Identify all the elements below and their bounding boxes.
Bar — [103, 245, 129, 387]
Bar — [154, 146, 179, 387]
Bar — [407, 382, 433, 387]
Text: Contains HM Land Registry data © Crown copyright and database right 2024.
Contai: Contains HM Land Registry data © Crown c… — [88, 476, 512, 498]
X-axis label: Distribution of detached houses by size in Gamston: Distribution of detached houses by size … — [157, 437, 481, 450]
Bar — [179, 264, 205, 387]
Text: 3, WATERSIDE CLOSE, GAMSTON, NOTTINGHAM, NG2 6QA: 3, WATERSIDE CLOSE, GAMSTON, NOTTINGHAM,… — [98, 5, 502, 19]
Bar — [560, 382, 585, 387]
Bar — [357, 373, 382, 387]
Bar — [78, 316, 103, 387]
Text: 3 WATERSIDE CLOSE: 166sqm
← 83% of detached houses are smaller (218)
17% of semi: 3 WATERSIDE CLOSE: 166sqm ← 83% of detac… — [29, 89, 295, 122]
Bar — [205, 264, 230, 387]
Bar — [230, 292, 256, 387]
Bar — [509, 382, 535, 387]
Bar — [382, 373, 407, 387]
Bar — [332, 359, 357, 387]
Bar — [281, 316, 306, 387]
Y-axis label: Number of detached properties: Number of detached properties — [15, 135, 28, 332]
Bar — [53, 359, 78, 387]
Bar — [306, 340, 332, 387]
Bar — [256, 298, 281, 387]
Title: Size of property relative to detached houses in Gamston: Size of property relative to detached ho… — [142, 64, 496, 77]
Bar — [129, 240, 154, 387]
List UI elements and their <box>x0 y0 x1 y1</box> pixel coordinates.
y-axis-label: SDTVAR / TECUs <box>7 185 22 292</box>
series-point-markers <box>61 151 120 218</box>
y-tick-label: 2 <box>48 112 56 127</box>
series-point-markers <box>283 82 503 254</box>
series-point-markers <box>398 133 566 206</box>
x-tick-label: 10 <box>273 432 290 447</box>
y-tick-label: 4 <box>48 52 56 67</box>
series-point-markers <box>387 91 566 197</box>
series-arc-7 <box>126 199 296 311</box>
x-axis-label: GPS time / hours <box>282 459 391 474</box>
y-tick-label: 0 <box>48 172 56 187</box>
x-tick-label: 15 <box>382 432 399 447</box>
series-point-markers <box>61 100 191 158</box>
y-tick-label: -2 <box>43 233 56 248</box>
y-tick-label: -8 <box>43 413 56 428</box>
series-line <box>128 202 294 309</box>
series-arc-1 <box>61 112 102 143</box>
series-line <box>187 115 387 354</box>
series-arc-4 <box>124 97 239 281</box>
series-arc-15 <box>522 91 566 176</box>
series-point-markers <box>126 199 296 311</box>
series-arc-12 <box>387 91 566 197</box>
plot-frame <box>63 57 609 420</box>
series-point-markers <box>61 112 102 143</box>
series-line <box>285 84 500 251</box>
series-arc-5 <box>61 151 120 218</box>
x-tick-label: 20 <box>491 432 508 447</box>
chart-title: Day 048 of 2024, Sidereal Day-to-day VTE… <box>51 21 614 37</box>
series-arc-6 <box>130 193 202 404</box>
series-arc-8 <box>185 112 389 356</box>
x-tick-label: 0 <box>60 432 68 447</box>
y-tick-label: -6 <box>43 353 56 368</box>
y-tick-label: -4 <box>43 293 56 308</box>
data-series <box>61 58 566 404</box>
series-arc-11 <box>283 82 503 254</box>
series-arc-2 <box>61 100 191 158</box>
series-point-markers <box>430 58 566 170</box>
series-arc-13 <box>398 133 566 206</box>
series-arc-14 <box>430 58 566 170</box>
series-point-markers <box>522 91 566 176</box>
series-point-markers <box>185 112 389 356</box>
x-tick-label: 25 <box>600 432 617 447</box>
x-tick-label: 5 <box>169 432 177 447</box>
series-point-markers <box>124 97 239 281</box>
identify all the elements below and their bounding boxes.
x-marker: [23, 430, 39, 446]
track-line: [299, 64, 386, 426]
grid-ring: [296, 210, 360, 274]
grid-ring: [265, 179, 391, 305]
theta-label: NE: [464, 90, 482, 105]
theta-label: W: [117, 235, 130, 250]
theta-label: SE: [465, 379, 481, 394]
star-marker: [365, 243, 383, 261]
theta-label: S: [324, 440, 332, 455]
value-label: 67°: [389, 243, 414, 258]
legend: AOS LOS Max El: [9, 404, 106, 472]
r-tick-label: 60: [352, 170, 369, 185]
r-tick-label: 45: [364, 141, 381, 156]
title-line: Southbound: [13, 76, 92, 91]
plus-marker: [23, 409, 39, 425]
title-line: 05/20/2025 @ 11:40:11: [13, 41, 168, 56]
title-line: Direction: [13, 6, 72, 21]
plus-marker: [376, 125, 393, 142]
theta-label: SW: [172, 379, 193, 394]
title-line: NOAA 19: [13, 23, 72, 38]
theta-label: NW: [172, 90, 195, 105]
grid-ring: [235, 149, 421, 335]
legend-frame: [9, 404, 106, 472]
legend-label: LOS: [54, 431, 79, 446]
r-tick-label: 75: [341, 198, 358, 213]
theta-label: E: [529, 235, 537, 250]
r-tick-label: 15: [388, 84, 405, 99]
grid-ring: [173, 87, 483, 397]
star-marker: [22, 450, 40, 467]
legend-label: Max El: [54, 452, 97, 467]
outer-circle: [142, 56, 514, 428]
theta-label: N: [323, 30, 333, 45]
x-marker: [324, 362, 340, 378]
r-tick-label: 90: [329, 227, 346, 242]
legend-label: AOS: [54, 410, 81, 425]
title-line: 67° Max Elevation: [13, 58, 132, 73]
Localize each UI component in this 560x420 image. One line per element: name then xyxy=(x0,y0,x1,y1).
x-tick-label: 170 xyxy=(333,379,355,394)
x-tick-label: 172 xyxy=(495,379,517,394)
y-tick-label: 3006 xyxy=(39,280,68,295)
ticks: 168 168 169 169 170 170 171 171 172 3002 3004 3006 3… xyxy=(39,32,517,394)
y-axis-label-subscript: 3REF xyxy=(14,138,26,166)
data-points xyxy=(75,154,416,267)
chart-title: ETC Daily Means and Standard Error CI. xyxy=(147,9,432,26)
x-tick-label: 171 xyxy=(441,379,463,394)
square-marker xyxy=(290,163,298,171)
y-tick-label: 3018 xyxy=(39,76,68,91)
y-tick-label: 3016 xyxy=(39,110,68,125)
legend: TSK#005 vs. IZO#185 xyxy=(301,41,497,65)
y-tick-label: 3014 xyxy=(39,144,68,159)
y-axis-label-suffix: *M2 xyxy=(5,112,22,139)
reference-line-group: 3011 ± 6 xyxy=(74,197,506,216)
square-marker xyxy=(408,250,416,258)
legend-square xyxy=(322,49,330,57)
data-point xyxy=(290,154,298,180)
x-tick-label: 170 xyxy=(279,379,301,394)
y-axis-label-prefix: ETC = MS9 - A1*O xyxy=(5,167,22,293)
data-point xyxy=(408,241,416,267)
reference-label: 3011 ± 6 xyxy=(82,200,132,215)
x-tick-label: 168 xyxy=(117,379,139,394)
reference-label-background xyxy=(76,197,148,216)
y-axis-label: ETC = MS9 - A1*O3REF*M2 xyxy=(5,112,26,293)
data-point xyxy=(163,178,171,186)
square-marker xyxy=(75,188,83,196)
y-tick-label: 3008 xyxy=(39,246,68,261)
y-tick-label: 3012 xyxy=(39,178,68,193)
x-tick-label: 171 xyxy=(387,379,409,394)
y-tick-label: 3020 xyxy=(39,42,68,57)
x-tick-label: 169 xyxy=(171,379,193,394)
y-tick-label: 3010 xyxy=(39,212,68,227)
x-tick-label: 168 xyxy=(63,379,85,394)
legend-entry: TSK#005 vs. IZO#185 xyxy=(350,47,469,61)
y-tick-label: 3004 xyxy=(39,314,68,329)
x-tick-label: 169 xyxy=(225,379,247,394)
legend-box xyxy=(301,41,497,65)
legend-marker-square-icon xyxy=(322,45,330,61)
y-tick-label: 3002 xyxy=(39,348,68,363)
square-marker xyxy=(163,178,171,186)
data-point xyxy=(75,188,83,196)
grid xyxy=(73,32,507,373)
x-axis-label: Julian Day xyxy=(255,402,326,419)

_Work to complete_. Can you retype the lines above character for character, beginning at the very first line and stopping after the line that contains "Bar — [129, 240, 154, 387]"?

_Correct response_.
Identify all the elements below and their bounding boxes.
Bar — [103, 245, 129, 387]
Bar — [154, 146, 179, 387]
Bar — [407, 382, 433, 387]
Text: Contains HM Land Registry data © Crown copyright and database right 2024.
Contai: Contains HM Land Registry data © Crown c… — [88, 476, 512, 498]
X-axis label: Distribution of detached houses by size in Gamston: Distribution of detached houses by size … — [157, 437, 481, 450]
Bar — [179, 264, 205, 387]
Text: 3, WATERSIDE CLOSE, GAMSTON, NOTTINGHAM, NG2 6QA: 3, WATERSIDE CLOSE, GAMSTON, NOTTINGHAM,… — [98, 5, 502, 19]
Bar — [560, 382, 585, 387]
Bar — [357, 373, 382, 387]
Bar — [78, 316, 103, 387]
Text: 3 WATERSIDE CLOSE: 166sqm
← 83% of detached houses are smaller (218)
17% of semi: 3 WATERSIDE CLOSE: 166sqm ← 83% of detac… — [29, 89, 295, 122]
Bar — [205, 264, 230, 387]
Bar — [230, 292, 256, 387]
Bar — [509, 382, 535, 387]
Bar — [382, 373, 407, 387]
Bar — [332, 359, 357, 387]
Bar — [281, 316, 306, 387]
Y-axis label: Number of detached properties: Number of detached properties — [15, 135, 28, 332]
Bar — [53, 359, 78, 387]
Bar — [306, 340, 332, 387]
Bar — [256, 298, 281, 387]
Title: Size of property relative to detached houses in Gamston: Size of property relative to detached ho… — [142, 64, 496, 77]
Bar — [129, 240, 154, 387]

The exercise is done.